+++ PROVIDED DATA

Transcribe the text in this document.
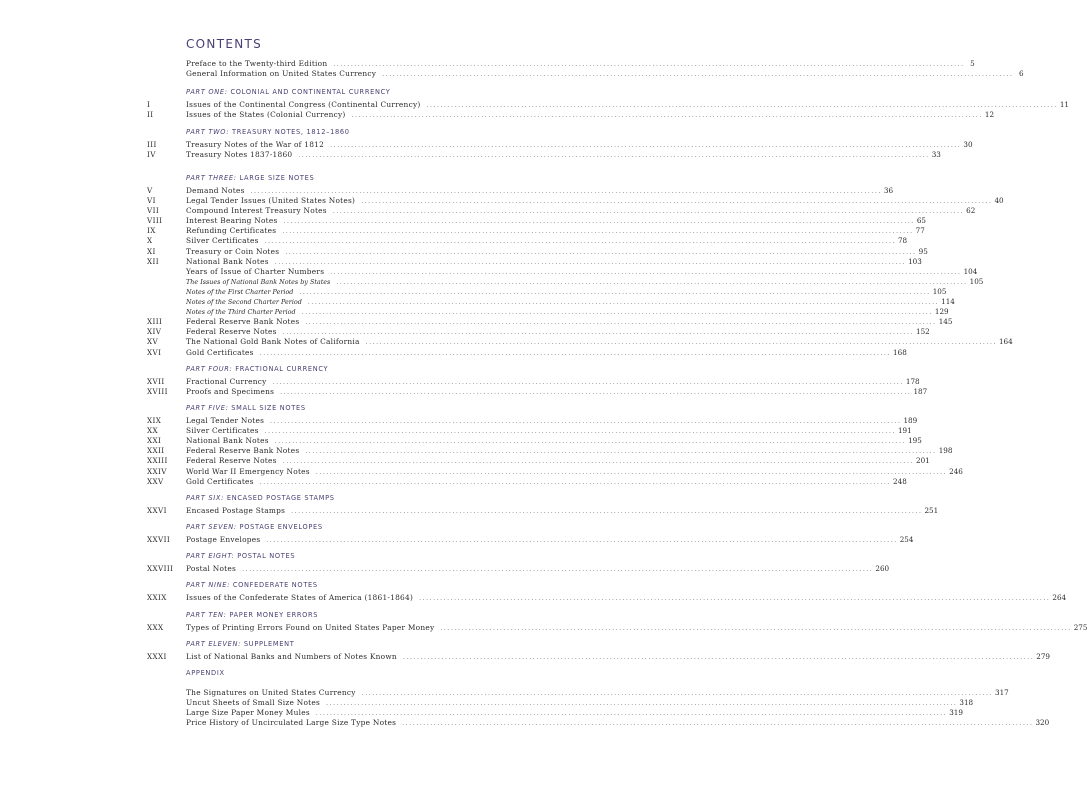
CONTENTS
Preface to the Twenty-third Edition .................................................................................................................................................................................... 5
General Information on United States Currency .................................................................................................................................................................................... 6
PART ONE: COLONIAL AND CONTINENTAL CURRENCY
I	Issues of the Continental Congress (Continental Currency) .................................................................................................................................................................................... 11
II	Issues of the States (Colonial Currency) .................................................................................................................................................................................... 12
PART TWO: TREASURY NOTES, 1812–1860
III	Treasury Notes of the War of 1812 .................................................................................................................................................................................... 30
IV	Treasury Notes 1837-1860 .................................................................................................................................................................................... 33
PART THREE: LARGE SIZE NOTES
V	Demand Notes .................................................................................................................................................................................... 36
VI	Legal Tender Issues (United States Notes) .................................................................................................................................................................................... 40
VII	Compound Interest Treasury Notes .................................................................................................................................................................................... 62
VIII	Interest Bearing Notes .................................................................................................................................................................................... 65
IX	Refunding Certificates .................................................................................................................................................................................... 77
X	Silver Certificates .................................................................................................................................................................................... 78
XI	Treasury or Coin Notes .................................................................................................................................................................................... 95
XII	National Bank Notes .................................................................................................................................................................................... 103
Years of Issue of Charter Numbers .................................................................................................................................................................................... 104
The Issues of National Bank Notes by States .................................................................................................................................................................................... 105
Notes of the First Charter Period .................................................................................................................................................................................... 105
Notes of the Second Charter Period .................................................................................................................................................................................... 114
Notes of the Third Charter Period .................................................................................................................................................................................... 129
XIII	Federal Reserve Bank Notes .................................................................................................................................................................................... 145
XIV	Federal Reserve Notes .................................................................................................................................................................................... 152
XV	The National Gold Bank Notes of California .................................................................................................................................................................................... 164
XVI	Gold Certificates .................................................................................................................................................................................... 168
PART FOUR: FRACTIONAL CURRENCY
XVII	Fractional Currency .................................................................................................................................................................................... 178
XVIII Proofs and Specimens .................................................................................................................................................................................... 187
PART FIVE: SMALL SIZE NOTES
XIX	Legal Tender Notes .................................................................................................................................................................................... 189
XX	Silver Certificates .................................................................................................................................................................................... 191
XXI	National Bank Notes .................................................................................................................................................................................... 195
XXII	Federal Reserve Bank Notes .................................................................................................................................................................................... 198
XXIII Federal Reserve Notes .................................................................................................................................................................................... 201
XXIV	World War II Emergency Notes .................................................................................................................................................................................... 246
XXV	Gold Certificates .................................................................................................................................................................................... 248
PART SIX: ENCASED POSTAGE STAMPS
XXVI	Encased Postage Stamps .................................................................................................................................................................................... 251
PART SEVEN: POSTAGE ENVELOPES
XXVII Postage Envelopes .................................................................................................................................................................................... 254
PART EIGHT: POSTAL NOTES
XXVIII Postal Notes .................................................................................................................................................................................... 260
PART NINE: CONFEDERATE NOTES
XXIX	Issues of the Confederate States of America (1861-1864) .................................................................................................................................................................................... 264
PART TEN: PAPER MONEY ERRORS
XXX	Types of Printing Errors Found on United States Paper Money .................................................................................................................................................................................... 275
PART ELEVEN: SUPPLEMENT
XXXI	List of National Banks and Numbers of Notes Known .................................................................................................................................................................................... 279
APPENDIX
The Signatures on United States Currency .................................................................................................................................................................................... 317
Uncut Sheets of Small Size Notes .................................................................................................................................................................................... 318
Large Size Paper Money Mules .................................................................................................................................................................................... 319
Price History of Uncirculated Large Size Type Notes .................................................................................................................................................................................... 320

++++++

• **WHAT IS ASKED**
Pictures are to be left out; the records above must be repeated word for word.

• **ANSWER FOR THE TASK**
Transcribe the text in this document.
CONTENTS
Preface to the Twenty-third Edition .................................................................................................................................................................................... 5
General Information on United States Currency .................................................................................................................................................................................... 6
PART ONE: COLONIAL AND CONTINENTAL CURRENCY
I	Issues of the Continental Congress (Continental Currency) .................................................................................................................................................................................... 11
II	Issues of the States (Colonial Currency) .................................................................................................................................................................................... 12
PART TWO: TREASURY NOTES, 1812–1860
III	Treasury Notes of the War of 1812 .................................................................................................................................................................................... 30
IV	Treasury Notes 1837-1860 .................................................................................................................................................................................... 33
PART THREE: LARGE SIZE NOTES
V	Demand Notes .................................................................................................................................................................................... 36
VI	Legal Tender Issues (United States Notes) .................................................................................................................................................................................... 40
VII	Compound Interest Treasury Notes .................................................................................................................................................................................... 62
VIII	Interest Bearing Notes .................................................................................................................................................................................... 65
IX	Refunding Certificates .................................................................................................................................................................................... 77
X	Silver Certificates .................................................................................................................................................................................... 78
XI	Treasury or Coin Notes .................................................................................................................................................................................... 95
XII	National Bank Notes .................................................................................................................................................................................... 103
Years of Issue of Charter Numbers .................................................................................................................................................................................... 104
The Issues of National Bank Notes by States .................................................................................................................................................................................... 105
Notes of the First Charter Period .................................................................................................................................................................................... 105
Notes of the Second Charter Period .................................................................................................................................................................................... 114
Notes of the Third Charter Period .................................................................................................................................................................................... 129
XIII	Federal Reserve Bank Notes .................................................................................................................................................................................... 145
XIV	Federal Reserve Notes .................................................................................................................................................................................... 152
XV	The National Gold Bank Notes of California .................................................................................................................................................................................... 164
XVI	Gold Certificates .................................................................................................................................................................................... 168
PART FOUR: FRACTIONAL CURRENCY
XVII	Fractional Currency .................................................................................................................................................................................... 178
XVIII Proofs and Specimens .................................................................................................................................................................................... 187
PART FIVE: SMALL SIZE NOTES
XIX	Legal Tender Notes .................................................................................................................................................................................... 189
XX	Silver Certificates .................................................................................................................................................................................... 191
XXI	National Bank Notes .................................................................................................................................................................................... 195
XXII	Federal Reserve Bank Notes .................................................................................................................................................................................... 198
XXIII Federal Reserve Notes .................................................................................................................................................................................... 201
XXIV	World War II Emergency Notes .................................................................................................................................................................................... 246
XXV	Gold Certificates .................................................................................................................................................................................... 248
PART SIX: ENCASED POSTAGE STAMPS
XXVI	Encased Postage Stamps .................................................................................................................................................................................... 251
PART SEVEN: POSTAGE ENVELOPES
XXVII Postage Envelopes .................................................................................................................................................................................... 254
PART EIGHT: POSTAL NOTES
XXVIII Postal Notes .................................................................................................................................................................................... 260
PART NINE: CONFEDERATE NOTES
XXIX	Issues of the Confederate States of America (1861-1864) .................................................................................................................................................................................... 264
PART TEN: PAPER MONEY ERRORS
XXX	Types of Printing Errors Found on United States Paper Money .................................................................................................................................................................................... 275
PART ELEVEN: SUPPLEMENT
XXXI	List of National Banks and Numbers of Notes Known .................................................................................................................................................................................... 279
APPENDIX
The Signatures on United States Currency .................................................................................................................................................................................... 317
Uncut Sheets of Small Size Notes .................................................................................................................................................................................... 318
Large Size Paper Money Mules .................................................................................................................................................................................... 319
Price History of Uncirculated Large Size Type Notes .................................................................................................................................................................................... 320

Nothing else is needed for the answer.